Extracted data:
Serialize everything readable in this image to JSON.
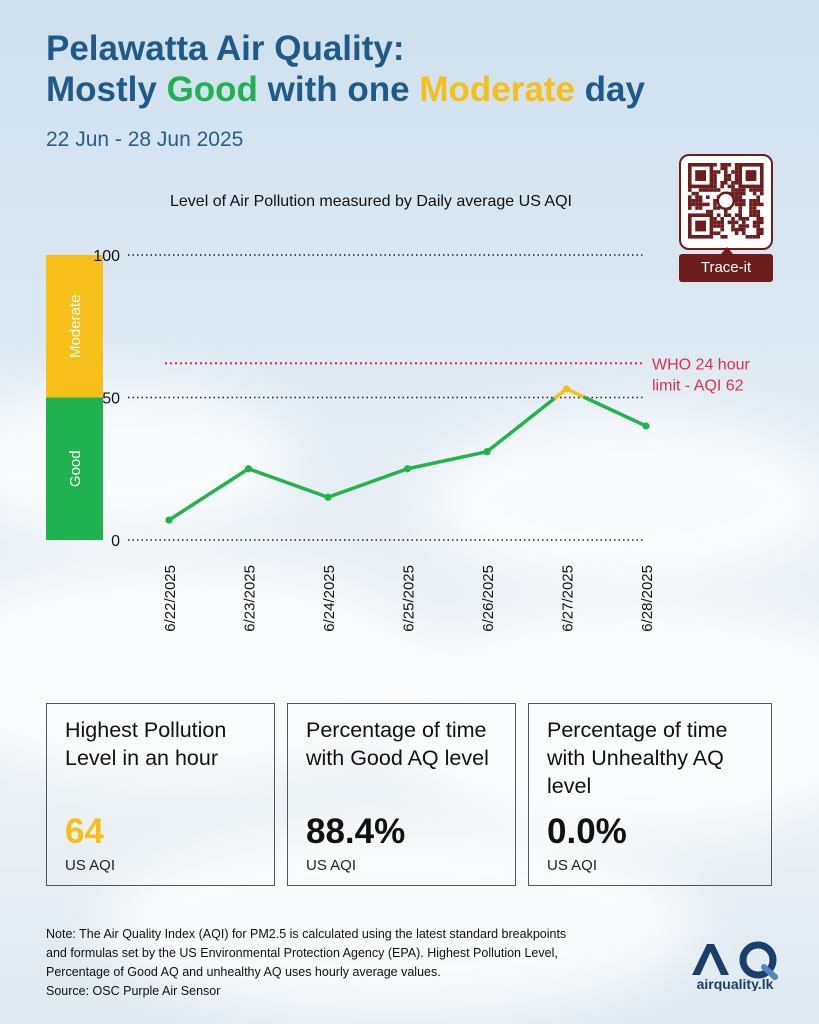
{
  "header": {
    "title_line1": "Pelawatta Air Quality:",
    "title_l2_part1": "Mostly ",
    "title_l2_good": "Good",
    "title_l2_part2": " with one ",
    "title_l2_moderate": "Moderate",
    "title_l2_part3": " day",
    "date_range": "22 Jun - 28 Jun 2025"
  },
  "colors": {
    "title_blue": "#1f5a88",
    "good_green": "#20b24f",
    "moderate_yellow": "#f6bf1a",
    "who_red": "#e0304a",
    "line_green": "#22b44b",
    "qr_maroon": "#6e1d1d",
    "logo_navy": "#19406a"
  },
  "qr": {
    "label": "Trace-it"
  },
  "chart_data": {
    "type": "line",
    "title": "Level of Air Pollution measured by Daily average US AQI",
    "xlabel": "",
    "ylabel": "",
    "x": [
      "6/22/2025",
      "6/23/2025",
      "6/24/2025",
      "6/25/2025",
      "6/26/2025",
      "6/27/2025",
      "6/28/2025"
    ],
    "series": [
      {
        "values": [
          7,
          25,
          15,
          25,
          31,
          53,
          40
        ]
      }
    ],
    "ylim": [
      0,
      100
    ],
    "yticks": [
      "0",
      "50",
      "100"
    ],
    "gridlines": "dotted",
    "bands": [
      {
        "label": "Good",
        "from": 0,
        "to": 50,
        "color": "#20b24f"
      },
      {
        "label": "Moderate",
        "from": 50,
        "to": 100,
        "color": "#f6bf1a"
      }
    ],
    "reference_line": {
      "value": 62,
      "label_line1": "WHO 24 hour",
      "label_line2": "limit - AQI 62",
      "color": "#e0304a"
    }
  },
  "stats": [
    {
      "title_lines": [
        "Highest Pollution",
        "Level in an hour"
      ],
      "value": "64",
      "unit": "US AQI",
      "value_color": "#f6bf1a"
    },
    {
      "title_lines": [
        "Percentage of time",
        "with Good AQ level"
      ],
      "value": "88.4%",
      "unit": "US AQI",
      "value_color": "#111111"
    },
    {
      "title_lines": [
        "Percentage of time",
        "with Unhealthy AQ",
        "level"
      ],
      "value": "0.0%",
      "unit": "US AQI",
      "value_color": "#111111"
    }
  ],
  "note": {
    "lines": [
      "Note: The Air Quality Index (AQI) for PM2.5 is calculated using the latest standard breakpoints",
      "and formulas set by the US Environmental Protection Agency (EPA). Highest Pollution Level,",
      "Percentage of Good AQ and unhealthy AQ uses hourly average values.",
      "Source: OSC Purple Air Sensor"
    ]
  },
  "logo": {
    "mark": "AQ",
    "text": "airquality.lk"
  }
}
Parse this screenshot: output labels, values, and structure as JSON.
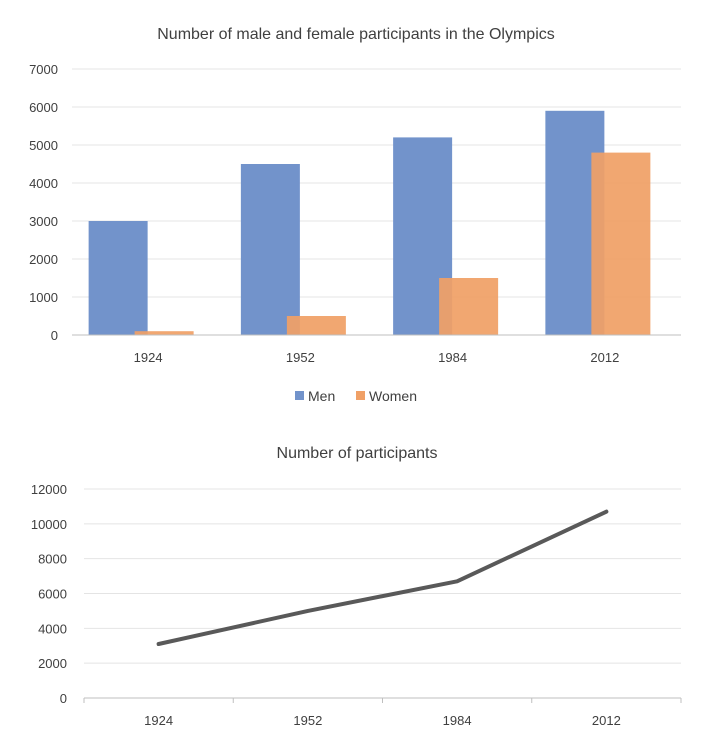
{
  "chart_data": [
    {
      "type": "bar",
      "title": "Number of male and female participants in the Olympics",
      "categories": [
        "1924",
        "1952",
        "1984",
        "2012"
      ],
      "series": [
        {
          "name": "Men",
          "values": [
            3000,
            4500,
            5200,
            5900
          ],
          "color": "#7293cb"
        },
        {
          "name": "Women",
          "values": [
            100,
            500,
            1500,
            4800
          ],
          "color": "#f0a066"
        }
      ],
      "ylim": [
        0,
        7000
      ],
      "yticks": [
        "0",
        "1000",
        "2000",
        "3000",
        "4000",
        "5000",
        "6000",
        "7000"
      ],
      "grid": true,
      "legend": "bottom"
    },
    {
      "type": "line",
      "title": "Number of participants",
      "categories": [
        "1924",
        "1952",
        "1984",
        "2012"
      ],
      "series": [
        {
          "values": [
            3100,
            5000,
            6700,
            10700
          ],
          "color": "#595959"
        }
      ],
      "ylim": [
        0,
        12000
      ],
      "yticks": [
        "0",
        "2000",
        "4000",
        "6000",
        "8000",
        "10000",
        "12000"
      ],
      "grid": true,
      "legend": "none"
    }
  ]
}
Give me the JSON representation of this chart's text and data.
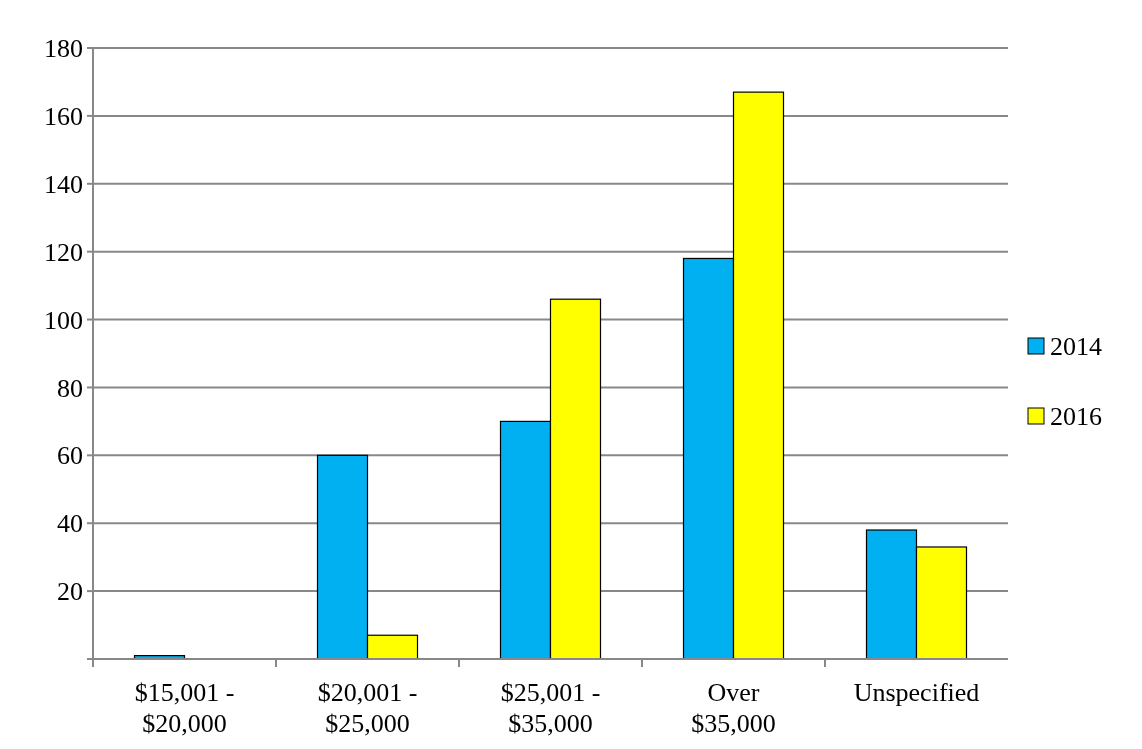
{
  "chart_data": {
    "type": "bar",
    "categories": [
      "$15,001 - $20,000",
      "$20,001 - $25,000",
      "$25,001 - $35,000",
      "Over $35,000",
      "Unspecified"
    ],
    "series": [
      {
        "name": "2014",
        "color": "#00b0f0",
        "values": [
          1,
          60,
          70,
          118,
          38
        ]
      },
      {
        "name": "2016",
        "color": "#ffff00",
        "values": [
          0,
          7,
          106,
          167,
          33
        ]
      }
    ],
    "ylim": [
      0,
      180
    ],
    "yticks": [
      {
        "value": 0,
        "label": null
      },
      20,
      40,
      60,
      80,
      100,
      120,
      140,
      160,
      180
    ],
    "grid": "y",
    "legend": "right"
  }
}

Request: Nothing in the entries above should change when they are printed again, except that the pictures are dropped.

Task answer:
Serialize everything readable in this image to JSON.
{
  "header": {
    "title_line1": "Pelawatta Air Quality:",
    "title_l2_part1": "Mostly ",
    "title_l2_good": "Good",
    "title_l2_part2": " with one ",
    "title_l2_moderate": "Moderate",
    "title_l2_part3": " day",
    "date_range": "22 Jun - 28 Jun 2025"
  },
  "colors": {
    "title_blue": "#1f5a88",
    "good_green": "#20b24f",
    "moderate_yellow": "#f6bf1a",
    "who_red": "#e0304a",
    "line_green": "#22b44b",
    "qr_maroon": "#6e1d1d",
    "logo_navy": "#19406a"
  },
  "qr": {
    "label": "Trace-it"
  },
  "chart_data": {
    "type": "line",
    "title": "Level of Air Pollution measured by Daily average US AQI",
    "xlabel": "",
    "ylabel": "",
    "x": [
      "6/22/2025",
      "6/23/2025",
      "6/24/2025",
      "6/25/2025",
      "6/26/2025",
      "6/27/2025",
      "6/28/2025"
    ],
    "series": [
      {
        "values": [
          7,
          25,
          15,
          25,
          31,
          53,
          40
        ]
      }
    ],
    "ylim": [
      0,
      100
    ],
    "yticks": [
      "0",
      "50",
      "100"
    ],
    "gridlines": "dotted",
    "bands": [
      {
        "label": "Good",
        "from": 0,
        "to": 50,
        "color": "#20b24f"
      },
      {
        "label": "Moderate",
        "from": 50,
        "to": 100,
        "color": "#f6bf1a"
      }
    ],
    "reference_line": {
      "value": 62,
      "label_line1": "WHO 24 hour",
      "label_line2": "limit - AQI 62",
      "color": "#e0304a"
    }
  },
  "stats": [
    {
      "title_lines": [
        "Highest Pollution",
        "Level in an hour"
      ],
      "value": "64",
      "unit": "US AQI",
      "value_color": "#f6bf1a"
    },
    {
      "title_lines": [
        "Percentage of time",
        "with Good AQ level"
      ],
      "value": "88.4%",
      "unit": "US AQI",
      "value_color": "#111111"
    },
    {
      "title_lines": [
        "Percentage of time",
        "with Unhealthy AQ",
        "level"
      ],
      "value": "0.0%",
      "unit": "US AQI",
      "value_color": "#111111"
    }
  ],
  "note": {
    "lines": [
      "Note: The Air Quality Index (AQI) for PM2.5 is calculated using the latest standard breakpoints",
      "and formulas set by the US Environmental Protection Agency (EPA). Highest Pollution Level,",
      "Percentage of Good AQ and unhealthy AQ uses hourly average values.",
      "Source: OSC Purple Air Sensor"
    ]
  },
  "logo": {
    "mark": "AQ",
    "text": "airquality.lk"
  }
}
Parse this screenshot: output labels, values, and structure as JSON.
{
  "chart_data": [
    {
      "type": "bar",
      "title": "Number of male and female participants in the Olympics",
      "categories": [
        "1924",
        "1952",
        "1984",
        "2012"
      ],
      "series": [
        {
          "name": "Men",
          "values": [
            3000,
            4500,
            5200,
            5900
          ],
          "color": "#7293cb"
        },
        {
          "name": "Women",
          "values": [
            100,
            500,
            1500,
            4800
          ],
          "color": "#f0a066"
        }
      ],
      "ylim": [
        0,
        7000
      ],
      "yticks": [
        "0",
        "1000",
        "2000",
        "3000",
        "4000",
        "5000",
        "6000",
        "7000"
      ],
      "grid": true,
      "legend": "bottom"
    },
    {
      "type": "line",
      "title": "Number of participants",
      "categories": [
        "1924",
        "1952",
        "1984",
        "2012"
      ],
      "series": [
        {
          "values": [
            3100,
            5000,
            6700,
            10700
          ],
          "color": "#595959"
        }
      ],
      "ylim": [
        0,
        12000
      ],
      "yticks": [
        "0",
        "2000",
        "4000",
        "6000",
        "8000",
        "10000",
        "12000"
      ],
      "grid": true,
      "legend": "none"
    }
  ]
}
Give me the JSON representation of this chart's text and data.
{
  "chart_data": {
    "type": "bar",
    "categories": [
      "$15,001 - $20,000",
      "$20,001 - $25,000",
      "$25,001 - $35,000",
      "Over $35,000",
      "Unspecified"
    ],
    "series": [
      {
        "name": "2014",
        "color": "#00b0f0",
        "values": [
          1,
          60,
          70,
          118,
          38
        ]
      },
      {
        "name": "2016",
        "color": "#ffff00",
        "values": [
          0,
          7,
          106,
          167,
          33
        ]
      }
    ],
    "ylim": [
      0,
      180
    ],
    "yticks": [
      {
        "value": 0,
        "label": null
      },
      20,
      40,
      60,
      80,
      100,
      120,
      140,
      160,
      180
    ],
    "grid": "y",
    "legend": "right"
  }
}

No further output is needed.